Instruction: Count how many lines hold the string "name", and give only that number.

Exercise material:
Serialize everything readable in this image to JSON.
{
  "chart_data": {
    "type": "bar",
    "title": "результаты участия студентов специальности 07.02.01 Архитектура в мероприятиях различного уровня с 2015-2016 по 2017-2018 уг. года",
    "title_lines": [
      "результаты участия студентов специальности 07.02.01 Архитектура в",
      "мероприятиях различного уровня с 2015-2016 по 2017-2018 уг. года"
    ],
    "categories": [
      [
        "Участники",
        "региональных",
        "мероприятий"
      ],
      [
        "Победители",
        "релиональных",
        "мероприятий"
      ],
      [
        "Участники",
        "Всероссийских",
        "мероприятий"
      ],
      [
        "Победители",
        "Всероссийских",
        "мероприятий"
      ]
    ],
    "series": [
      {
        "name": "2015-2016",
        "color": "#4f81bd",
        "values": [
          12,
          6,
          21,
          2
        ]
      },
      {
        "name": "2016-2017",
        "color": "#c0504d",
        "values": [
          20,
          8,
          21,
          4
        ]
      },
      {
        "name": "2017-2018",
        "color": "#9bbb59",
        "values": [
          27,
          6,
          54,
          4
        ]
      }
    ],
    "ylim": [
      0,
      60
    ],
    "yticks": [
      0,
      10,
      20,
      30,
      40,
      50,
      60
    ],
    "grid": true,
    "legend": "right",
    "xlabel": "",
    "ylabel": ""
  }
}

Result for this task: 3